Render every line of the records below as one numbered list, skipping any blank lines.

══════════

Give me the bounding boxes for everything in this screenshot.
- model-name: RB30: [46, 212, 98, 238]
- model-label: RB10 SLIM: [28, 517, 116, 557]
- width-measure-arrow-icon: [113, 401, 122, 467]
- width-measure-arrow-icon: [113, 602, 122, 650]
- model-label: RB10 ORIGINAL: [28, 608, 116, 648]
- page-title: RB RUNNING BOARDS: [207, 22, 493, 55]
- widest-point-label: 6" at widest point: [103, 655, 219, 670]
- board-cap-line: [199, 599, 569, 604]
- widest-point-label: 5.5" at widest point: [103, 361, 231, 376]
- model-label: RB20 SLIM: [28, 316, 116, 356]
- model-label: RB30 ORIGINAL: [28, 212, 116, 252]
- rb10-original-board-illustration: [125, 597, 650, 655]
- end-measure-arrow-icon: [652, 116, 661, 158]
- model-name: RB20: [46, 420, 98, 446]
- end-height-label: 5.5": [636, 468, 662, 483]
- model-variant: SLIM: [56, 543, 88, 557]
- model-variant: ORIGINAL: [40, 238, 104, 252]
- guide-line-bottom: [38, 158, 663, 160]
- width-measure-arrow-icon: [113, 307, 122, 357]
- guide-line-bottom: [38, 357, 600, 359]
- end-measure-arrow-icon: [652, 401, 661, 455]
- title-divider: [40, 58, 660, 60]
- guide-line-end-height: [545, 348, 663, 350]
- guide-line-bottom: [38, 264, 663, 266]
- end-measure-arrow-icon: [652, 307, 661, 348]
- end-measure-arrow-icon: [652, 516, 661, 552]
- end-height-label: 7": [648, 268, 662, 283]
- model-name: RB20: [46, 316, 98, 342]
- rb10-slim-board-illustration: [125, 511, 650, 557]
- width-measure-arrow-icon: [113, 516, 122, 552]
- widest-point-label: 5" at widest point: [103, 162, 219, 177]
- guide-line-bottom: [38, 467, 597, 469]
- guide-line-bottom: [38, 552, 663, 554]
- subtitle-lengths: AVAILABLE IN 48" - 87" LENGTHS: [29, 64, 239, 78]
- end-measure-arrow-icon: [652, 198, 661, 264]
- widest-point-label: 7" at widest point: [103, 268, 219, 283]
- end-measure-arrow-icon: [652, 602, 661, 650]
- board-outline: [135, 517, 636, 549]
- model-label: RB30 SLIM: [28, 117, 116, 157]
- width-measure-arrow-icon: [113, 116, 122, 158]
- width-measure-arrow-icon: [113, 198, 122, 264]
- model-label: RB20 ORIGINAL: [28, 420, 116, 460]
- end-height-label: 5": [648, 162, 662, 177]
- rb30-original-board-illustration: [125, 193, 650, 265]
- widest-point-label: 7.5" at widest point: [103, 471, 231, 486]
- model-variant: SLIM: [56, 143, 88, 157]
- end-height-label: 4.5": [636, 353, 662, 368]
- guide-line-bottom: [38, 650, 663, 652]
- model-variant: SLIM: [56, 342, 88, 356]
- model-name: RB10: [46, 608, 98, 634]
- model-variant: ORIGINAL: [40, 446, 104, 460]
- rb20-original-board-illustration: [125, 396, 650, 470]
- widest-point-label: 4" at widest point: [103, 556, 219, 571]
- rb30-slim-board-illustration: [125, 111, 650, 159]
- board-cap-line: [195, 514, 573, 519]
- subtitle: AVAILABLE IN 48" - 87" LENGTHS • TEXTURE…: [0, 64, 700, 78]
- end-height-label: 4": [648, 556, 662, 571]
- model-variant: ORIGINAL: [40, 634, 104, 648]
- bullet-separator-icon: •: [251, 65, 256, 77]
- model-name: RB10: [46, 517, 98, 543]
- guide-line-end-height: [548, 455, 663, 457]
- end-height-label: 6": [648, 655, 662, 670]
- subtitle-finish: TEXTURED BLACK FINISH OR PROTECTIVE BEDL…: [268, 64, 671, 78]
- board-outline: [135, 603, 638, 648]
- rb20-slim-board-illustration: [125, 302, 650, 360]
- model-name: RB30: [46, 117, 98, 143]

══════════

--- Exercise result ---
1. Give me the bounding boxes for everything in this screenshot.
2. - model-name: RB30: [46, 212, 98, 238]
3. - model-label: RB10 SLIM: [28, 517, 116, 557]
4. - width-measure-arrow-icon: [113, 401, 122, 467]
5. - width-measure-arrow-icon: [113, 602, 122, 650]
6. - model-label: RB10 ORIGINAL: [28, 608, 116, 648]
7. - page-title: RB RUNNING BOARDS: [207, 22, 493, 55]
8. - widest-point-label: 6" at widest point: [103, 655, 219, 670]
9. - board-cap-line: [199, 599, 569, 604]
10. - widest-point-label: 5.5" at widest point: [103, 361, 231, 376]
11. - model-label: RB20 SLIM: [28, 316, 116, 356]
12. - model-label: RB30 ORIGINAL: [28, 212, 116, 252]
13. - rb10-original-board-illustration: [125, 597, 650, 655]
14. - end-measure-arrow-icon: [652, 116, 661, 158]
15. - model-name: RB20: [46, 420, 98, 446]
16. - end-height-label: 5.5": [636, 468, 662, 483]
17. - model-variant: SLIM: [56, 543, 88, 557]
18. - model-variant: ORIGINAL: [40, 238, 104, 252]
19. - guide-line-bottom: [38, 158, 663, 160]
20. - width-measure-arrow-icon: [113, 307, 122, 357]
21. - guide-line-bottom: [38, 357, 600, 359]
22. - end-measure-arrow-icon: [652, 401, 661, 455]
23. - title-divider: [40, 58, 660, 60]
24. - guide-line-end-height: [545, 348, 663, 350]
25. - guide-line-bottom: [38, 264, 663, 266]
26. - end-measure-arrow-icon: [652, 307, 661, 348]
27. - end-measure-arrow-icon: [652, 516, 661, 552]
28. - end-height-label: 7": [648, 268, 662, 283]
29. - model-name: RB20: [46, 316, 98, 342]
30. - rb10-slim-board-illustration: [125, 511, 650, 557]
31. - width-measure-arrow-icon: [113, 516, 122, 552]
32. - widest-point-label: 5" at widest point: [103, 162, 219, 177]
33. - guide-line-bottom: [38, 467, 597, 469]
34. - guide-line-bottom: [38, 552, 663, 554]
35. - subtitle-lengths: AVAILABLE IN 48" - 87" LENGTHS: [29, 64, 239, 78]
36. - end-measure-arrow-icon: [652, 198, 661, 264]
37. - widest-point-label: 7" at widest point: [103, 268, 219, 283]
38. - end-measure-arrow-icon: [652, 602, 661, 650]
39. - board-outline: [135, 517, 636, 549]
40. - model-label: RB30 SLIM: [28, 117, 116, 157]
41. - width-measure-arrow-icon: [113, 116, 122, 158]
42. - width-measure-arrow-icon: [113, 198, 122, 264]
43. - model-label: RB20 ORIGINAL: [28, 420, 116, 460]
44. - end-height-label: 5": [648, 162, 662, 177]
45. - rb30-original-board-illustration: [125, 193, 650, 265]
46. - widest-point-label: 7.5" at widest point: [103, 471, 231, 486]
47. - model-variant: SLIM: [56, 143, 88, 157]
48. - end-height-label: 4.5": [636, 353, 662, 368]
49. - guide-line-bottom: [38, 650, 663, 652]
50. - model-variant: SLIM: [56, 342, 88, 356]
51. - model-name: RB10: [46, 608, 98, 634]
52. - model-variant: ORIGINAL: [40, 446, 104, 460]
53. - rb20-original-board-illustration: [125, 396, 650, 470]
54. - widest-point-label: 4" at widest point: [103, 556, 219, 571]
55. - rb30-slim-board-illustration: [125, 111, 650, 159]
56. - board-cap-line: [195, 514, 573, 519]
57. - subtitle: AVAILABLE IN 48" - 87" LENGTHS • TEXTURE…: [0, 64, 700, 78]
58. - end-height-label: 4": [648, 556, 662, 571]
59. - model-variant: ORIGINAL: [40, 634, 104, 648]
60. - bullet-separator-icon: •: [251, 65, 256, 77]
61. - model-name: RB10: [46, 517, 98, 543]
62. - guide-line-end-height: [548, 455, 663, 457]
63. - end-height-label: 6": [648, 655, 662, 670]
64. - subtitle-finish: TEXTURED BLACK FINISH OR PROTECTIVE BEDL…: [268, 64, 671, 78]
65. - board-outline: [135, 603, 638, 648]
66. - rb20-slim-board-illustration: [125, 302, 650, 360]
67. - model-name: RB30: [46, 117, 98, 143]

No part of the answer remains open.